[Start Listed records]
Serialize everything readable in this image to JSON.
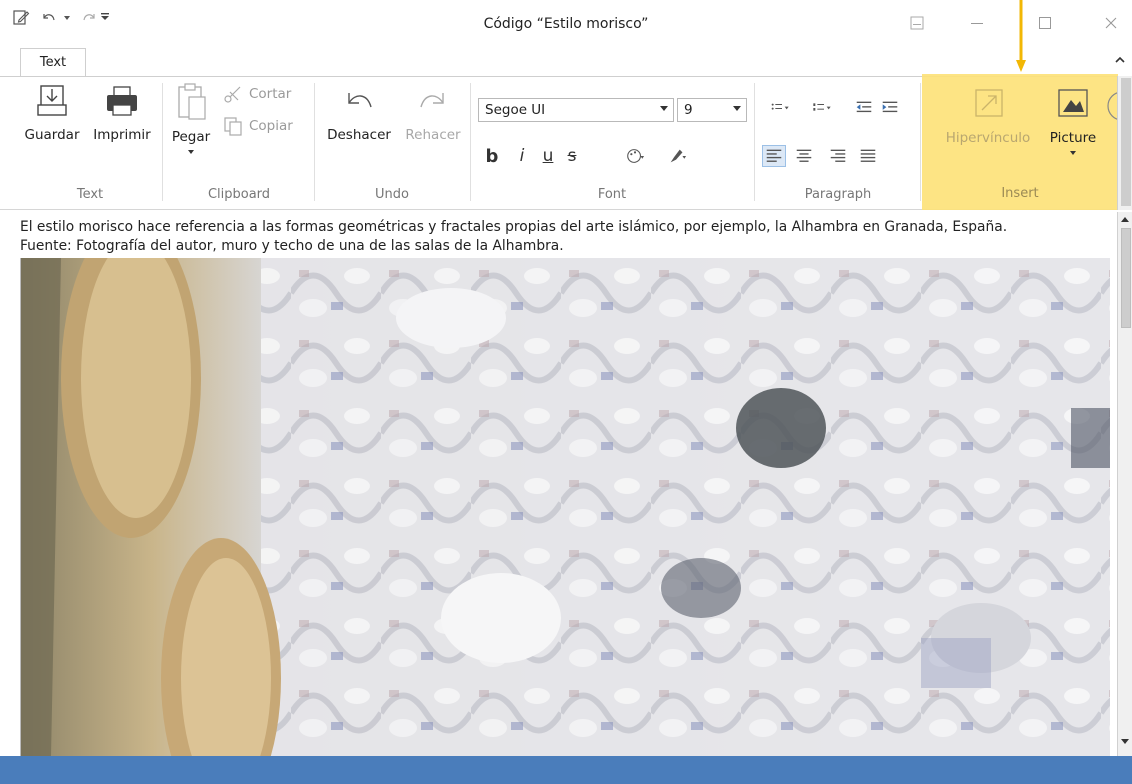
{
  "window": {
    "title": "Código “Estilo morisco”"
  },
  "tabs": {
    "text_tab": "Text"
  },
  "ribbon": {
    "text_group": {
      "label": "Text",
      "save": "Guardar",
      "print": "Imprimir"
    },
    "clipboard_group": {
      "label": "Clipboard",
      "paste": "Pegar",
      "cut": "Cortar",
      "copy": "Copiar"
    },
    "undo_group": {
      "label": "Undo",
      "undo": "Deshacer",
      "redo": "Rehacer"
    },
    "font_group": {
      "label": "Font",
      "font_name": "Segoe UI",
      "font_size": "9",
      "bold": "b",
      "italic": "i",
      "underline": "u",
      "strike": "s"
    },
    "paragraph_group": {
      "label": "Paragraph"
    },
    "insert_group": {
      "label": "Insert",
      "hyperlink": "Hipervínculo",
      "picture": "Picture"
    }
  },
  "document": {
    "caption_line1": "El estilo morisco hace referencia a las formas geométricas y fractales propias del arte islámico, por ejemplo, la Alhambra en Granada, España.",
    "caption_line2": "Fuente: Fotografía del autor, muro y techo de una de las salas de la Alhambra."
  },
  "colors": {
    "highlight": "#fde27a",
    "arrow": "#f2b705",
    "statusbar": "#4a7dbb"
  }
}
[End Listed records]
Extract all the data above exactly, excluding every picture.

Serialize everything readable in this image to JSON.
{
  "window": {
    "title": "Código “Estilo morisco”"
  },
  "tabs": {
    "text_tab": "Text"
  },
  "ribbon": {
    "text_group": {
      "label": "Text",
      "save": "Guardar",
      "print": "Imprimir"
    },
    "clipboard_group": {
      "label": "Clipboard",
      "paste": "Pegar",
      "cut": "Cortar",
      "copy": "Copiar"
    },
    "undo_group": {
      "label": "Undo",
      "undo": "Deshacer",
      "redo": "Rehacer"
    },
    "font_group": {
      "label": "Font",
      "font_name": "Segoe UI",
      "font_size": "9",
      "bold": "b",
      "italic": "i",
      "underline": "u",
      "strike": "s"
    },
    "paragraph_group": {
      "label": "Paragraph"
    },
    "insert_group": {
      "label": "Insert",
      "hyperlink": "Hipervínculo",
      "picture": "Picture"
    }
  },
  "document": {
    "caption_line1": "El estilo morisco hace referencia a las formas geométricas y fractales propias del arte islámico, por ejemplo, la Alhambra en Granada, España.",
    "caption_line2": "Fuente: Fotografía del autor, muro y techo de una de las salas de la Alhambra."
  },
  "colors": {
    "highlight": "#fde27a",
    "arrow": "#f2b705",
    "statusbar": "#4a7dbb"
  }
}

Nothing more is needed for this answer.